● **Data for the task**:
+++
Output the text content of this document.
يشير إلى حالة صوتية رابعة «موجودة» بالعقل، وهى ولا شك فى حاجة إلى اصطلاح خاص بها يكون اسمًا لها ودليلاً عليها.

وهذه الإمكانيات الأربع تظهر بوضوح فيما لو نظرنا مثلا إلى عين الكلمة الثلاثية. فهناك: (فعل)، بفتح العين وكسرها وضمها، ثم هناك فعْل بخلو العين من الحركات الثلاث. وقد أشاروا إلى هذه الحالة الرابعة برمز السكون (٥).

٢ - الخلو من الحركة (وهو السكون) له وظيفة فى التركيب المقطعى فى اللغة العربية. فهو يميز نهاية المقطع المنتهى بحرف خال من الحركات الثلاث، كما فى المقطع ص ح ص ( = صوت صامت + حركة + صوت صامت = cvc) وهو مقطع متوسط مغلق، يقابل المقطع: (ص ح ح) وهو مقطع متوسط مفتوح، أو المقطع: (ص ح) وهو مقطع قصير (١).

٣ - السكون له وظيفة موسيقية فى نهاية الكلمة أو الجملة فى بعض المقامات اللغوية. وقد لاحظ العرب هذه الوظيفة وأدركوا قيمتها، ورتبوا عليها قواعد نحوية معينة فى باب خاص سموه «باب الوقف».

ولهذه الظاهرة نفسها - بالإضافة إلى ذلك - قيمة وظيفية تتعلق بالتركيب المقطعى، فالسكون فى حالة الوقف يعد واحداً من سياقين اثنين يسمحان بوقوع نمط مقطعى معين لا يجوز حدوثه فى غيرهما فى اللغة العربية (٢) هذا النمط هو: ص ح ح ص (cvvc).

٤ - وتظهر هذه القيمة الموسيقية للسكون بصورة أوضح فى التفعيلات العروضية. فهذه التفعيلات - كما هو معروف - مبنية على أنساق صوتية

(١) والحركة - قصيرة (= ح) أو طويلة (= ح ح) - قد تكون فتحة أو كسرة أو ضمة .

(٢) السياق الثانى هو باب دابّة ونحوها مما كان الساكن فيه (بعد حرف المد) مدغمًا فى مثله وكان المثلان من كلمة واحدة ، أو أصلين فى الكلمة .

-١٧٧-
+++
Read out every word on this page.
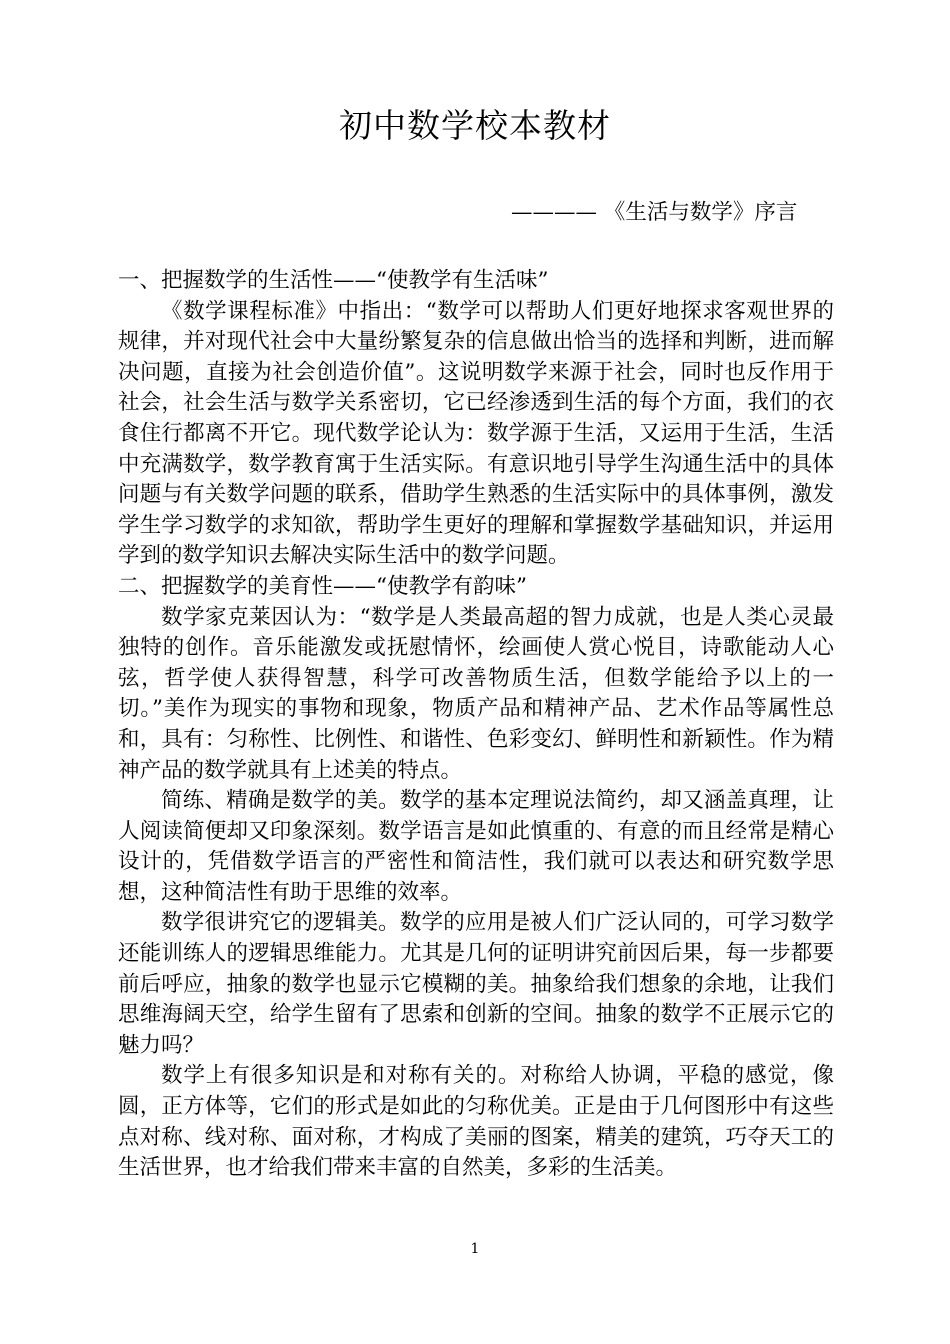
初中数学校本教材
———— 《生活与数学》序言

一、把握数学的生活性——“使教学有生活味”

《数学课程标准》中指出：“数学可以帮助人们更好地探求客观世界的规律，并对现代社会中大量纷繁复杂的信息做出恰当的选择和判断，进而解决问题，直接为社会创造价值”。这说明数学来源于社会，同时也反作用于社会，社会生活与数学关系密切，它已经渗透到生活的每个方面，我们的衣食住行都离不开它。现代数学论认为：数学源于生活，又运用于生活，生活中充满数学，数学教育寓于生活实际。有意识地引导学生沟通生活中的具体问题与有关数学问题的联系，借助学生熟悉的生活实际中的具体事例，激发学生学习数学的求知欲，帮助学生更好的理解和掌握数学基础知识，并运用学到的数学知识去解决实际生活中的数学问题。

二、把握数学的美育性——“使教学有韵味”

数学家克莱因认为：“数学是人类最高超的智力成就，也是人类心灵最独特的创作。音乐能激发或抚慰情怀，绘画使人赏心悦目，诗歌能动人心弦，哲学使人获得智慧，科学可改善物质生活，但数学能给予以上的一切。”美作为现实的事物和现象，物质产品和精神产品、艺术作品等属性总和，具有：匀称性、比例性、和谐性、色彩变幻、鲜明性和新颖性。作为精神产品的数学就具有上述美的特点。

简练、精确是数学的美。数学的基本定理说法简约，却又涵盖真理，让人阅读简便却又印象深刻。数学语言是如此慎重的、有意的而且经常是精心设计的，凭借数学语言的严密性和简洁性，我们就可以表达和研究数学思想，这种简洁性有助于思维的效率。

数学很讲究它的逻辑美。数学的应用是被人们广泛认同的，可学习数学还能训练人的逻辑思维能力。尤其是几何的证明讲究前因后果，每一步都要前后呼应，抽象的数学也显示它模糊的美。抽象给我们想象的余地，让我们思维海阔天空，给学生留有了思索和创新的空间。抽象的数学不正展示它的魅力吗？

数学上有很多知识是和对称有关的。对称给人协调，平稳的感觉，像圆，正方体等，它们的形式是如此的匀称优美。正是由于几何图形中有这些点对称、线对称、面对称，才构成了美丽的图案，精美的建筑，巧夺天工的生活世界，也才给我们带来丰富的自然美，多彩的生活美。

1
+++
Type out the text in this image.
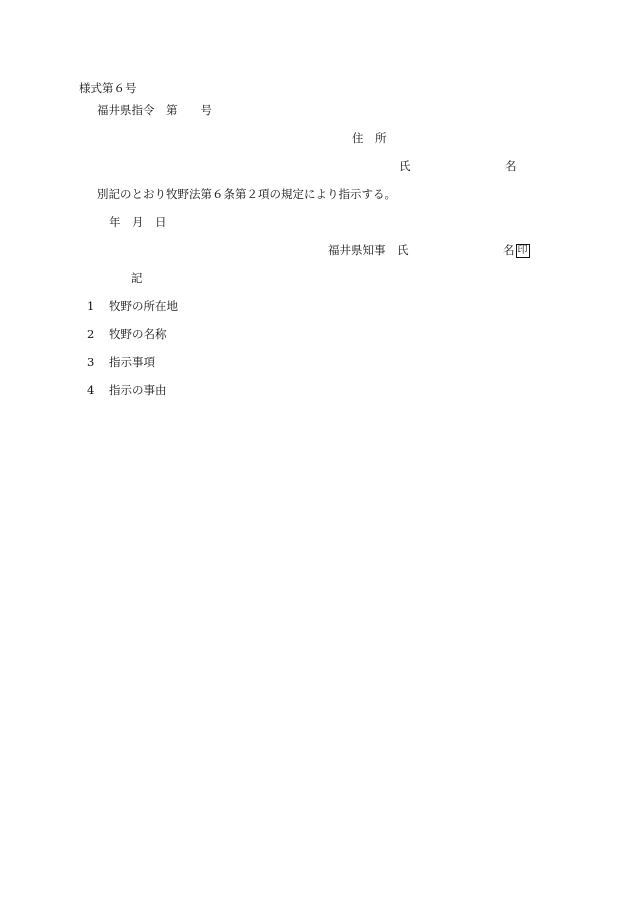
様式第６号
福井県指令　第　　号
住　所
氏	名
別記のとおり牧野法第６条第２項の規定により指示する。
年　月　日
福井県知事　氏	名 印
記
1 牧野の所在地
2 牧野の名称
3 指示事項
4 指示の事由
+++
● **The exercise**: Your answer should be a single number: the count of lines in the data that include the word "المقطعى".

● **Solution for this problem**: 2